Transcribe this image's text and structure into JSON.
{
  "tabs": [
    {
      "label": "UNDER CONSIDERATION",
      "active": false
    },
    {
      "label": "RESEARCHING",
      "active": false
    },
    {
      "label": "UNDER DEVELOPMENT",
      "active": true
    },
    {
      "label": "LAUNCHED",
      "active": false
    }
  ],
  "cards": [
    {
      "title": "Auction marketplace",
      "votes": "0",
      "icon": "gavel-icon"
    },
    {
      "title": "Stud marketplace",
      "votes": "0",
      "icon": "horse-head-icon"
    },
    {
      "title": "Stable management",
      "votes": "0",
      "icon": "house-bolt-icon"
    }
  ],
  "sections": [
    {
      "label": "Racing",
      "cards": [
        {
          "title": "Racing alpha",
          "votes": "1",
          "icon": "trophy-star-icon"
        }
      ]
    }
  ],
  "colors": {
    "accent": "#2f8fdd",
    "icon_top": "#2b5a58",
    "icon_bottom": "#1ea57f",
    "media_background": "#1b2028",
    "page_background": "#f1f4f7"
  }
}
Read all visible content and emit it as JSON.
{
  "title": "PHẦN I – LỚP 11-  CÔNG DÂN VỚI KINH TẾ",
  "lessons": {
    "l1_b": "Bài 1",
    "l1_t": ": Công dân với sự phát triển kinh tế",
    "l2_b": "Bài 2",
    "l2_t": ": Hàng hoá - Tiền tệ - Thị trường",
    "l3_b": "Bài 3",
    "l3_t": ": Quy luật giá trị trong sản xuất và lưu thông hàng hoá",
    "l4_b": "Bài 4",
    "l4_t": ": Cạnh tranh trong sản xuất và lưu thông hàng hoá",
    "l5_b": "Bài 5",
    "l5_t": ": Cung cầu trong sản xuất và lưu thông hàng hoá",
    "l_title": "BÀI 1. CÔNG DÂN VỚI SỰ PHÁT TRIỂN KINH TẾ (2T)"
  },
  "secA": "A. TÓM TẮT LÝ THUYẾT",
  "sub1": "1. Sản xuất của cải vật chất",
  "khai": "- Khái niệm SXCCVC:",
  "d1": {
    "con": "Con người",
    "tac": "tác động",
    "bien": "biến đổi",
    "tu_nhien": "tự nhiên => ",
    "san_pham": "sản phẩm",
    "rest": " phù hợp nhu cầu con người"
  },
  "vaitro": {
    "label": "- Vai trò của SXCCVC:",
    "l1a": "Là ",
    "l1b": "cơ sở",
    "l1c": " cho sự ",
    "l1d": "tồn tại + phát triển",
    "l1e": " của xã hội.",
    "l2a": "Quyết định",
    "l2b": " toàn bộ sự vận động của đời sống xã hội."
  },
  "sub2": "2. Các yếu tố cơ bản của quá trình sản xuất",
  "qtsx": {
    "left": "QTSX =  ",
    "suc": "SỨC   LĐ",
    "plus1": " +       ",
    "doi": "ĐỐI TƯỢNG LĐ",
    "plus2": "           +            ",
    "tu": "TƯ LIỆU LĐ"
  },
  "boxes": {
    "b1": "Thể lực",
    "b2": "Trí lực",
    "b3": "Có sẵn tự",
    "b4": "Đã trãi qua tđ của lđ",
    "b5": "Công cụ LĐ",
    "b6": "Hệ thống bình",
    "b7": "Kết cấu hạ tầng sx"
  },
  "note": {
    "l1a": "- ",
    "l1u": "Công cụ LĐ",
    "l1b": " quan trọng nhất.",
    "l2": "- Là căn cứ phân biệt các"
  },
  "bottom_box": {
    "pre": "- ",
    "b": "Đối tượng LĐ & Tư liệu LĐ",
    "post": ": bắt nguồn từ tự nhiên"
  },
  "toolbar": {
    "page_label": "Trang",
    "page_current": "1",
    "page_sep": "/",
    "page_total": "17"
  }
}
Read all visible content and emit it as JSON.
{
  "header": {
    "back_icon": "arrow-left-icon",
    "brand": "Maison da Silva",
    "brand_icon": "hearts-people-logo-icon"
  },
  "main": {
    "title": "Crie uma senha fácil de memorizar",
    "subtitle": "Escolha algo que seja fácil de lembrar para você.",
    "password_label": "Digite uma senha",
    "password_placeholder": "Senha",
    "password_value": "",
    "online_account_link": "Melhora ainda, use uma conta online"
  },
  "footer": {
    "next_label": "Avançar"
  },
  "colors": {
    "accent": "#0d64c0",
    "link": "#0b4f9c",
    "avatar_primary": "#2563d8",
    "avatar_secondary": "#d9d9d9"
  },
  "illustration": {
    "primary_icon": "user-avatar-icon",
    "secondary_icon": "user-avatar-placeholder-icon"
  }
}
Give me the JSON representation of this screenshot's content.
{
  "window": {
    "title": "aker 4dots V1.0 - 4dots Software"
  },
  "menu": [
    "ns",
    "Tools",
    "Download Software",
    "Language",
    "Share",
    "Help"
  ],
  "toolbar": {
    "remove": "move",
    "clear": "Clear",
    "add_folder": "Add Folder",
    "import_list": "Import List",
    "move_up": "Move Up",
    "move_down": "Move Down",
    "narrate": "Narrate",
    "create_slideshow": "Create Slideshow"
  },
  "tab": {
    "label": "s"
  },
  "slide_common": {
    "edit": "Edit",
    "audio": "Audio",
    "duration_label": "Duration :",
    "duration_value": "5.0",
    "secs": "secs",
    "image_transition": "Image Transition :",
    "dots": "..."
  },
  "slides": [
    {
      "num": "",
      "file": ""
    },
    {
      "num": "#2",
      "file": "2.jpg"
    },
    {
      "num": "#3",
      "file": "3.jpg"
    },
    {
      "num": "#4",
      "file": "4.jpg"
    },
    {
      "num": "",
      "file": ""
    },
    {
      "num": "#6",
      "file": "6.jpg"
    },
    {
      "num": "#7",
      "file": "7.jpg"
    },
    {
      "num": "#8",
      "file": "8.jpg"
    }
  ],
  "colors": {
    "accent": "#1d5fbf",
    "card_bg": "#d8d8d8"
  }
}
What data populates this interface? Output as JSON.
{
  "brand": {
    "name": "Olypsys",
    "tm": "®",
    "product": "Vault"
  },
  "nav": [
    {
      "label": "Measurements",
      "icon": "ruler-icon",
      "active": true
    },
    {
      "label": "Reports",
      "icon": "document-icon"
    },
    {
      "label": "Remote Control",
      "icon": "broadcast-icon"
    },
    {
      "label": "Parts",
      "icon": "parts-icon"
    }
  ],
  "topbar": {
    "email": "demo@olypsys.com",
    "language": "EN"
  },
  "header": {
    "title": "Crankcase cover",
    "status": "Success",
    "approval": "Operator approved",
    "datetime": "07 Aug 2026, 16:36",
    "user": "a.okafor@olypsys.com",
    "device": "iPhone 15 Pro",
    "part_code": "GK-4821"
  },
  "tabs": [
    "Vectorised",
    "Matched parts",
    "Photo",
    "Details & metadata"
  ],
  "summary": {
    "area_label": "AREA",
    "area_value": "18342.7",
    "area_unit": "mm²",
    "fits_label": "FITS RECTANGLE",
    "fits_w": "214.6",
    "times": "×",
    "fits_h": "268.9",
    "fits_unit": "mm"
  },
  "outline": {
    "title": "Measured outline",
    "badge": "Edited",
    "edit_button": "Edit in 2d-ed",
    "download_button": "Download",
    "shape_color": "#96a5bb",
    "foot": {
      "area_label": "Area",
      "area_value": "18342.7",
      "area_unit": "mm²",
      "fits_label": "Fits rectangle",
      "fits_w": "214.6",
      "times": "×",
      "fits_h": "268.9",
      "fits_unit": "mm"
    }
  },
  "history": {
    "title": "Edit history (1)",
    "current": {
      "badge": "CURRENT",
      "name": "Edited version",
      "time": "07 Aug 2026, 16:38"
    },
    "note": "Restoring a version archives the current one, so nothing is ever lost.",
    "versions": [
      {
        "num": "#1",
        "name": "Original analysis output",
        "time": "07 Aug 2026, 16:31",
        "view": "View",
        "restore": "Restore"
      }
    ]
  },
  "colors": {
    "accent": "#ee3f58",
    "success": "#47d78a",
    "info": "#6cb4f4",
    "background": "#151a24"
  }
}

▸ **Do this**
Each line that holds the word "động" should be extracted from the records.

▸ **Output for this task**
    "tac": "tác động",
    "l2b": " toàn bộ sự vận động của đời sống xã hội."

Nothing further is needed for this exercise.